- **Task instructions**
Whenever a line contains the string "annotation", copy it out of the entries.

[Source data]
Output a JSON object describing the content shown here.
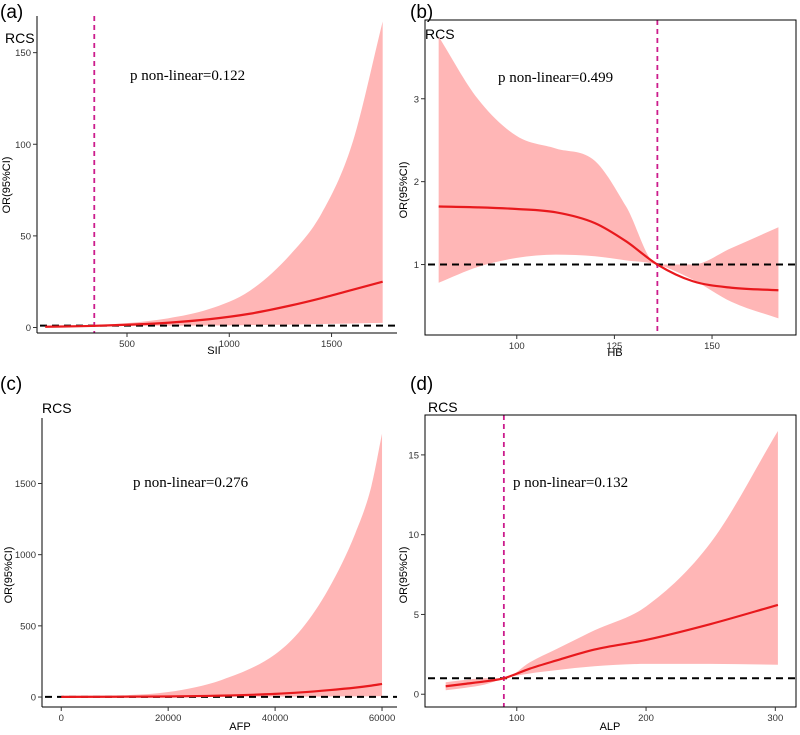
{
  "colors": {
    "band": "#ffb6b6",
    "curve": "#e8191d",
    "ref_line": "#000000",
    "vline": "#cc1c8c"
  },
  "chart_data": [
    {
      "id": "a",
      "type": "line",
      "panel_label": "(a)",
      "title": "RCS",
      "xlabel": "SII",
      "ylabel": "OR(95%CI)",
      "annotation": "p non-linear=0.122",
      "xlim": [
        60,
        1820
      ],
      "ylim": [
        -3,
        170
      ],
      "xticks": [
        500,
        1000,
        1500
      ],
      "xtick_labels": [
        "500",
        "1000",
        "1500"
      ],
      "yticks": [
        0,
        50,
        100,
        150
      ],
      "ytick_labels": [
        "0",
        "50",
        "100",
        "150"
      ],
      "ref_y": 1,
      "ref_x": 340,
      "x": [
        100,
        300,
        500,
        700,
        900,
        1100,
        1300,
        1450,
        1600,
        1750
      ],
      "or": [
        0.4,
        0.8,
        1.5,
        2.6,
        4.5,
        7.5,
        12.0,
        16.0,
        20.5,
        25.0
      ],
      "lower": [
        0.2,
        0.6,
        0.9,
        1.0,
        1.1,
        1.3,
        1.6,
        1.9,
        2.2,
        2.5
      ],
      "upper": [
        0.8,
        1.1,
        2.4,
        5.0,
        10.0,
        20.0,
        40.0,
        62.0,
        100.0,
        167.0
      ]
    },
    {
      "id": "b",
      "type": "line",
      "panel_label": "(b)",
      "title": "RCS",
      "xlabel": "HB",
      "ylabel": "OR(95%CI)",
      "annotation": "p non-linear=0.499",
      "xlim": [
        76.5,
        171.5
      ],
      "ylim": [
        0.15,
        3.95
      ],
      "xticks": [
        100,
        125,
        150
      ],
      "xtick_labels": [
        "100",
        "125",
        "150"
      ],
      "yticks": [
        1,
        2,
        3
      ],
      "ytick_labels": [
        "1",
        "2",
        "3"
      ],
      "ref_y": 1,
      "ref_x": 136,
      "x": [
        80,
        90,
        100,
        110,
        120,
        128,
        136,
        145,
        155,
        167
      ],
      "or": [
        1.7,
        1.69,
        1.67,
        1.63,
        1.5,
        1.28,
        1.0,
        0.8,
        0.72,
        0.69
      ],
      "lower": [
        0.78,
        0.97,
        1.08,
        1.12,
        1.1,
        1.05,
        1.0,
        0.82,
        0.55,
        0.35
      ],
      "upper": [
        3.75,
        3.0,
        2.55,
        2.4,
        2.25,
        1.7,
        1.0,
        1.0,
        1.2,
        1.45
      ]
    },
    {
      "id": "c",
      "type": "line",
      "panel_label": "(c)",
      "title": "RCS",
      "xlabel": "AFP",
      "ylabel": "OR(95%CI)",
      "annotation": "p non-linear=0.276",
      "xlim": [
        -3600,
        62800
      ],
      "ylim": [
        -70,
        1960
      ],
      "xticks": [
        0,
        20000,
        40000,
        60000
      ],
      "xtick_labels": [
        "0",
        "20000",
        "40000",
        "60000"
      ],
      "yticks": [
        0,
        500,
        1000,
        1500
      ],
      "ytick_labels": [
        "0",
        "500",
        "1000",
        "1500"
      ],
      "ref_y": 1,
      "ref_x": null,
      "x": [
        0,
        10000,
        20000,
        30000,
        40000,
        45000,
        50000,
        55000,
        58000,
        60000
      ],
      "or": [
        1,
        2,
        4,
        10,
        22,
        33,
        48,
        66,
        80,
        92
      ],
      "lower": [
        1,
        1,
        1,
        2,
        3,
        3,
        4,
        5,
        5,
        6
      ],
      "upper": [
        1,
        10,
        35,
        120,
        300,
        480,
        760,
        1150,
        1480,
        1850
      ]
    },
    {
      "id": "d",
      "type": "line",
      "panel_label": "(d)",
      "title": "RCS",
      "xlabel": "ALP",
      "ylabel": "OR(95%CI)",
      "annotation": "p non-linear=0.132",
      "xlim": [
        29,
        316
      ],
      "ylim": [
        -0.8,
        17.5
      ],
      "xticks": [
        100,
        200,
        300
      ],
      "xtick_labels": [
        "100",
        "200",
        "300"
      ],
      "yticks": [
        0,
        5,
        10,
        15
      ],
      "ytick_labels": [
        "0",
        "5",
        "10",
        "15"
      ],
      "ref_y": 1,
      "ref_x": 90,
      "x": [
        45,
        60,
        75,
        90,
        110,
        130,
        160,
        200,
        250,
        302
      ],
      "or": [
        0.5,
        0.65,
        0.8,
        1.0,
        1.6,
        2.1,
        2.8,
        3.4,
        4.4,
        5.6
      ],
      "lower": [
        0.25,
        0.4,
        0.6,
        1.0,
        1.3,
        1.5,
        1.75,
        1.9,
        1.9,
        1.85
      ],
      "upper": [
        0.75,
        0.9,
        1.0,
        1.0,
        2.0,
        2.8,
        4.0,
        5.5,
        9.5,
        16.5
      ]
    }
  ]
}
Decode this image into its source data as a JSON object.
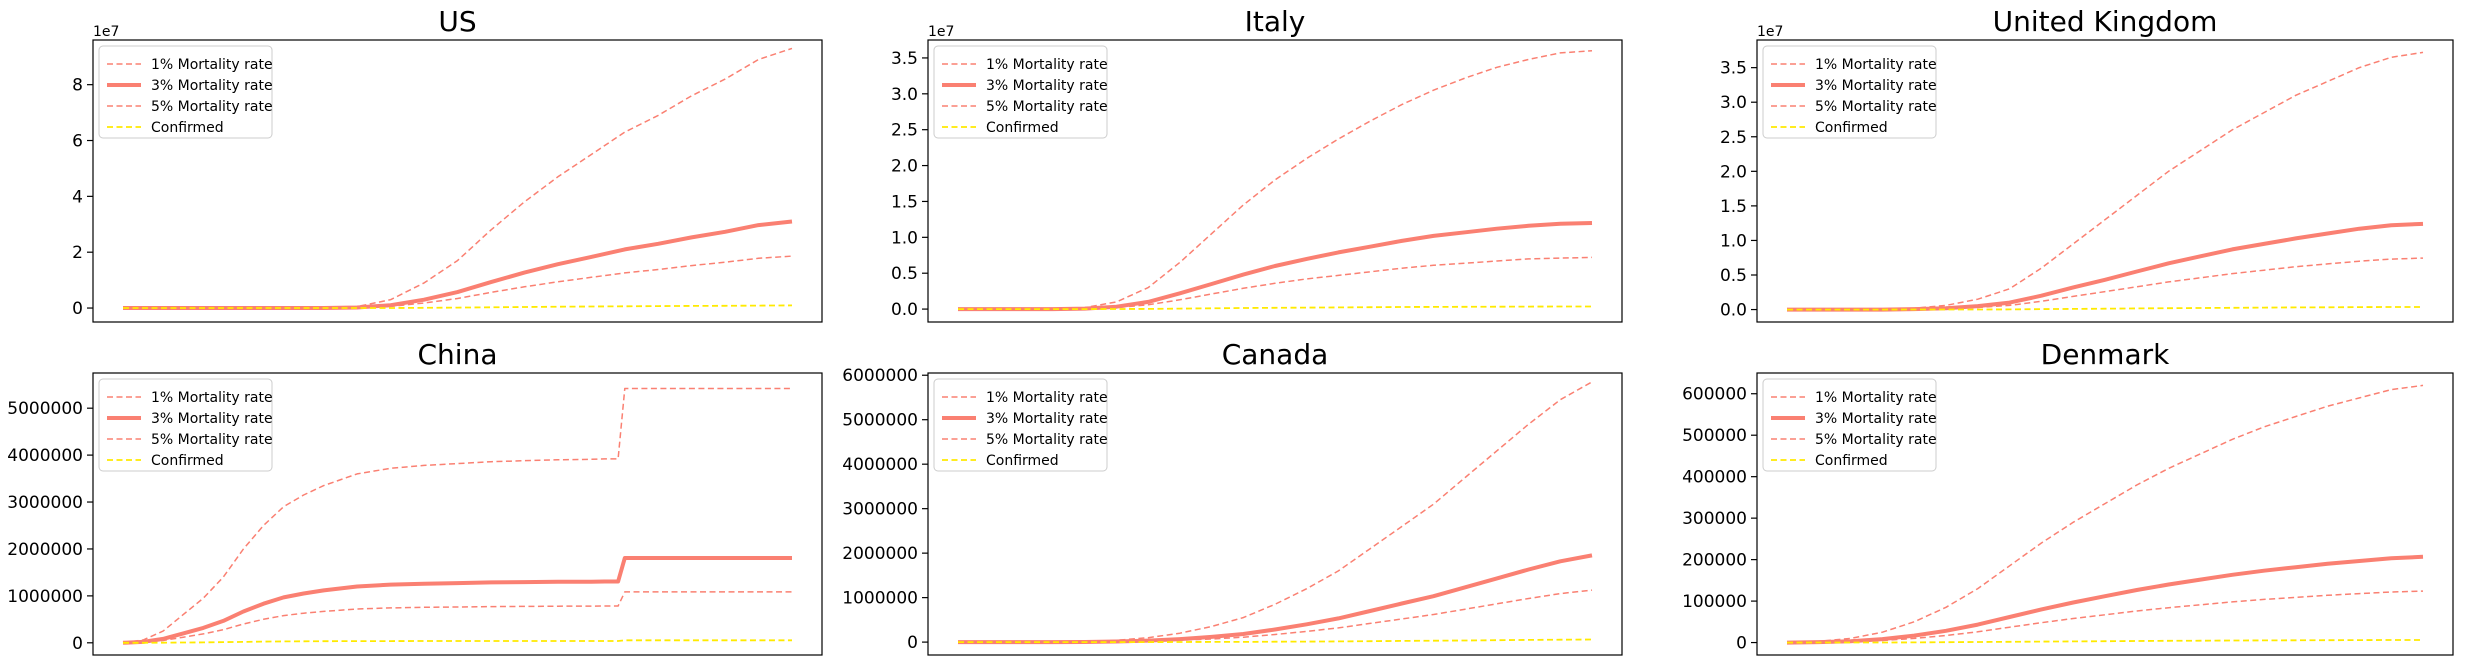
{
  "colors": {
    "mortality": "#fa8072",
    "confirmed": "#ffea00",
    "axes": "#000000",
    "legend_border": "#cccccc"
  },
  "legend": {
    "placement": "top-left",
    "entries": [
      "1% Mortality rate",
      "3% Mortality rate",
      "5% Mortality rate",
      "Confirmed"
    ]
  },
  "chart_data": [
    {
      "type": "line",
      "title": "US",
      "xlabel": "",
      "ylabel": "",
      "xticks": "hidden",
      "y_offset_label": "1e7",
      "ylim": [
        -0.5,
        9.6
      ],
      "yticks": [
        0,
        2,
        4,
        6,
        8
      ],
      "ytick_labels": [
        "0",
        "2",
        "4",
        "6",
        "8"
      ],
      "grid": false,
      "x": [
        0,
        5,
        10,
        15,
        20,
        25,
        30,
        35,
        40,
        45,
        50,
        55,
        60,
        65,
        70,
        75,
        80,
        85,
        90,
        95,
        100
      ],
      "series": [
        {
          "name": "1% Mortality rate",
          "style": "dashed",
          "values": [
            0,
            0,
            0,
            0,
            0,
            0,
            0.01,
            0.05,
            0.3,
            0.9,
            1.7,
            2.8,
            3.8,
            4.7,
            5.5,
            6.3,
            6.9,
            7.6,
            8.2,
            8.9,
            9.3
          ]
        },
        {
          "name": "3% Mortality rate",
          "style": "solid",
          "values": [
            0,
            0,
            0,
            0,
            0,
            0,
            0,
            0.02,
            0.1,
            0.3,
            0.57,
            0.93,
            1.27,
            1.57,
            1.83,
            2.1,
            2.3,
            2.53,
            2.73,
            2.97,
            3.1
          ]
        },
        {
          "name": "5% Mortality rate",
          "style": "dashed",
          "values": [
            0,
            0,
            0,
            0,
            0,
            0,
            0,
            0.01,
            0.06,
            0.18,
            0.34,
            0.56,
            0.76,
            0.94,
            1.1,
            1.26,
            1.38,
            1.52,
            1.64,
            1.78,
            1.86
          ]
        },
        {
          "name": "Confirmed",
          "style": "dashed",
          "values": [
            0,
            0,
            0,
            0,
            0,
            0,
            0,
            0,
            0.003,
            0.009,
            0.017,
            0.028,
            0.038,
            0.047,
            0.055,
            0.063,
            0.069,
            0.076,
            0.082,
            0.089,
            0.093
          ]
        }
      ]
    },
    {
      "type": "line",
      "title": "Italy",
      "xlabel": "",
      "ylabel": "",
      "xticks": "hidden",
      "y_offset_label": "1e7",
      "ylim": [
        -0.18,
        3.75
      ],
      "yticks": [
        0,
        0.5,
        1.0,
        1.5,
        2.0,
        2.5,
        3.0,
        3.5
      ],
      "ytick_labels": [
        "0.0",
        "0.5",
        "1.0",
        "1.5",
        "2.0",
        "2.5",
        "3.0",
        "3.5"
      ],
      "grid": false,
      "x": [
        0,
        5,
        10,
        15,
        20,
        25,
        30,
        35,
        40,
        45,
        50,
        55,
        60,
        65,
        70,
        75,
        80,
        85,
        90,
        95,
        100
      ],
      "series": [
        {
          "name": "1% Mortality rate",
          "style": "dashed",
          "values": [
            0,
            0,
            0,
            0,
            0.02,
            0.1,
            0.3,
            0.65,
            1.05,
            1.45,
            1.8,
            2.1,
            2.37,
            2.62,
            2.85,
            3.05,
            3.22,
            3.37,
            3.48,
            3.57,
            3.6
          ]
        },
        {
          "name": "3% Mortality rate",
          "style": "solid",
          "values": [
            0,
            0,
            0,
            0,
            0.007,
            0.033,
            0.1,
            0.22,
            0.35,
            0.48,
            0.6,
            0.7,
            0.79,
            0.87,
            0.95,
            1.02,
            1.07,
            1.12,
            1.16,
            1.19,
            1.2
          ]
        },
        {
          "name": "5% Mortality rate",
          "style": "dashed",
          "values": [
            0,
            0,
            0,
            0,
            0.004,
            0.02,
            0.06,
            0.13,
            0.21,
            0.29,
            0.36,
            0.42,
            0.47,
            0.52,
            0.57,
            0.61,
            0.64,
            0.67,
            0.7,
            0.71,
            0.72
          ]
        },
        {
          "name": "Confirmed",
          "style": "dashed",
          "values": [
            0,
            0,
            0,
            0,
            0.0002,
            0.001,
            0.003,
            0.0065,
            0.0105,
            0.0145,
            0.018,
            0.021,
            0.0237,
            0.0262,
            0.0285,
            0.0305,
            0.0322,
            0.0337,
            0.0348,
            0.0357,
            0.036
          ]
        }
      ]
    },
    {
      "type": "line",
      "title": "United Kingdom",
      "xlabel": "",
      "ylabel": "",
      "xticks": "hidden",
      "y_offset_label": "1e7",
      "ylim": [
        -0.18,
        3.9
      ],
      "yticks": [
        0,
        0.5,
        1.0,
        1.5,
        2.0,
        2.5,
        3.0,
        3.5
      ],
      "ytick_labels": [
        "0.0",
        "0.5",
        "1.0",
        "1.5",
        "2.0",
        "2.5",
        "3.0",
        "3.5"
      ],
      "grid": false,
      "x": [
        0,
        5,
        10,
        15,
        20,
        25,
        30,
        35,
        40,
        45,
        50,
        55,
        60,
        65,
        70,
        75,
        80,
        85,
        90,
        95,
        100
      ],
      "series": [
        {
          "name": "1% Mortality rate",
          "style": "dashed",
          "values": [
            0,
            0,
            0,
            0,
            0.02,
            0.06,
            0.15,
            0.3,
            0.6,
            0.95,
            1.3,
            1.65,
            2.0,
            2.3,
            2.6,
            2.85,
            3.1,
            3.3,
            3.5,
            3.65,
            3.72
          ]
        },
        {
          "name": "3% Mortality rate",
          "style": "solid",
          "values": [
            0,
            0,
            0,
            0,
            0.007,
            0.02,
            0.05,
            0.1,
            0.2,
            0.32,
            0.43,
            0.55,
            0.67,
            0.77,
            0.87,
            0.95,
            1.03,
            1.1,
            1.17,
            1.22,
            1.24
          ]
        },
        {
          "name": "5% Mortality rate",
          "style": "dashed",
          "values": [
            0,
            0,
            0,
            0,
            0.004,
            0.012,
            0.03,
            0.06,
            0.12,
            0.19,
            0.26,
            0.33,
            0.4,
            0.46,
            0.52,
            0.57,
            0.62,
            0.66,
            0.7,
            0.73,
            0.744
          ]
        },
        {
          "name": "Confirmed",
          "style": "dashed",
          "values": [
            0,
            0,
            0,
            0,
            0.0002,
            0.0006,
            0.0015,
            0.003,
            0.006,
            0.0095,
            0.013,
            0.0165,
            0.02,
            0.023,
            0.026,
            0.0285,
            0.031,
            0.033,
            0.035,
            0.0365,
            0.0372
          ]
        }
      ]
    },
    {
      "type": "line",
      "title": "China",
      "xlabel": "",
      "ylabel": "",
      "xticks": "hidden",
      "ylim": [
        -260000,
        5750000
      ],
      "yticks": [
        0,
        1000000,
        2000000,
        3000000,
        4000000,
        5000000
      ],
      "ytick_labels": [
        "0",
        "1000000",
        "2000000",
        "3000000",
        "4000000",
        "5000000"
      ],
      "grid": false,
      "x": [
        0,
        3,
        6,
        9,
        12,
        15,
        18,
        21,
        24,
        27,
        30,
        35,
        40,
        45,
        50,
        55,
        60,
        65,
        70,
        72,
        74,
        75,
        80,
        90,
        100
      ],
      "series": [
        {
          "name": "1% Mortality rate",
          "style": "dashed",
          "values": [
            0,
            60000,
            250000,
            600000,
            950000,
            1400000,
            2000000,
            2500000,
            2900000,
            3150000,
            3350000,
            3600000,
            3720000,
            3780000,
            3820000,
            3860000,
            3880000,
            3900000,
            3910000,
            3920000,
            3920000,
            5420000,
            5420000,
            5420000,
            5420000
          ]
        },
        {
          "name": "3% Mortality rate",
          "style": "solid",
          "values": [
            0,
            20000,
            83000,
            200000,
            317000,
            467000,
            667000,
            833000,
            967000,
            1050000,
            1117000,
            1200000,
            1240000,
            1260000,
            1273000,
            1287000,
            1293000,
            1300000,
            1303000,
            1307000,
            1307000,
            1807000,
            1807000,
            1807000,
            1807000
          ]
        },
        {
          "name": "5% Mortality rate",
          "style": "dashed",
          "values": [
            0,
            12000,
            50000,
            120000,
            190000,
            280000,
            400000,
            500000,
            580000,
            630000,
            670000,
            720000,
            744000,
            756000,
            764000,
            772000,
            776000,
            780000,
            782000,
            784000,
            784000,
            1084000,
            1084000,
            1084000,
            1084000
          ]
        },
        {
          "name": "Confirmed",
          "style": "dashed",
          "values": [
            0,
            600,
            2500,
            6000,
            9500,
            14000,
            20000,
            25000,
            29000,
            31500,
            33500,
            36000,
            37200,
            37800,
            38200,
            38600,
            38800,
            39000,
            39100,
            39200,
            39200,
            54200,
            54200,
            54200,
            54200
          ]
        }
      ]
    },
    {
      "type": "line",
      "title": "Canada",
      "xlabel": "",
      "ylabel": "",
      "xticks": "hidden",
      "ylim": [
        -290000,
        6050000
      ],
      "yticks": [
        0,
        1000000,
        2000000,
        3000000,
        4000000,
        5000000,
        6000000
      ],
      "ytick_labels": [
        "0",
        "1000000",
        "2000000",
        "3000000",
        "4000000",
        "5000000",
        "6000000"
      ],
      "grid": false,
      "x": [
        0,
        5,
        10,
        15,
        20,
        25,
        30,
        35,
        40,
        45,
        50,
        55,
        60,
        65,
        70,
        75,
        80,
        85,
        90,
        95,
        100
      ],
      "series": [
        {
          "name": "1% Mortality rate",
          "style": "dashed",
          "values": [
            0,
            0,
            0,
            0,
            10000,
            40000,
            100000,
            200000,
            350000,
            550000,
            850000,
            1200000,
            1600000,
            2100000,
            2600000,
            3100000,
            3700000,
            4300000,
            4900000,
            5450000,
            5850000
          ]
        },
        {
          "name": "3% Mortality rate",
          "style": "solid",
          "values": [
            0,
            0,
            0,
            0,
            3300,
            13000,
            33000,
            67000,
            117000,
            183000,
            283000,
            400000,
            533000,
            700000,
            867000,
            1033000,
            1233000,
            1433000,
            1633000,
            1817000,
            1950000
          ]
        },
        {
          "name": "5% Mortality rate",
          "style": "dashed",
          "values": [
            0,
            0,
            0,
            0,
            2000,
            8000,
            20000,
            40000,
            70000,
            110000,
            170000,
            240000,
            320000,
            420000,
            520000,
            620000,
            740000,
            860000,
            980000,
            1090000,
            1170000
          ]
        },
        {
          "name": "Confirmed",
          "style": "dashed",
          "values": [
            0,
            0,
            0,
            0,
            100,
            400,
            1000,
            2000,
            3500,
            5500,
            8500,
            12000,
            16000,
            21000,
            26000,
            31000,
            37000,
            43000,
            49000,
            54500,
            58500
          ]
        }
      ]
    },
    {
      "type": "line",
      "title": "Denmark",
      "xlabel": "",
      "ylabel": "",
      "xticks": "hidden",
      "ylim": [
        -30000,
        650000
      ],
      "yticks": [
        0,
        100000,
        200000,
        300000,
        400000,
        500000,
        600000
      ],
      "ytick_labels": [
        "0",
        "100000",
        "200000",
        "300000",
        "400000",
        "500000",
        "600000"
      ],
      "grid": false,
      "x": [
        0,
        5,
        10,
        15,
        20,
        25,
        30,
        35,
        40,
        45,
        50,
        55,
        60,
        65,
        70,
        75,
        80,
        85,
        90,
        95,
        100
      ],
      "series": [
        {
          "name": "1% Mortality rate",
          "style": "dashed",
          "values": [
            0,
            3000,
            10000,
            25000,
            50000,
            85000,
            130000,
            185000,
            240000,
            290000,
            335000,
            380000,
            420000,
            455000,
            490000,
            520000,
            545000,
            570000,
            590000,
            610000,
            620000
          ]
        },
        {
          "name": "3% Mortality rate",
          "style": "solid",
          "values": [
            0,
            1000,
            3300,
            8300,
            16700,
            28300,
            43300,
            61700,
            80000,
            96700,
            111700,
            126700,
            140000,
            151700,
            163300,
            173300,
            181700,
            190000,
            196700,
            203300,
            206700
          ]
        },
        {
          "name": "5% Mortality rate",
          "style": "dashed",
          "values": [
            0,
            600,
            2000,
            5000,
            10000,
            17000,
            26000,
            37000,
            48000,
            58000,
            67000,
            76000,
            84000,
            91000,
            98000,
            104000,
            109000,
            114000,
            118000,
            122000,
            124000
          ]
        },
        {
          "name": "Confirmed",
          "style": "dashed",
          "values": [
            0,
            30,
            100,
            250,
            500,
            850,
            1300,
            1850,
            2400,
            2900,
            3350,
            3800,
            4200,
            4550,
            4900,
            5200,
            5450,
            5700,
            5900,
            6100,
            6200
          ]
        }
      ]
    }
  ]
}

- **Solution below**
      "annotation": "p non-linear=0.122",
      "annotation": "p non-linear=0.499",
      "annotation": "p non-linear=0.276",
      "annotation": "p non-linear=0.132",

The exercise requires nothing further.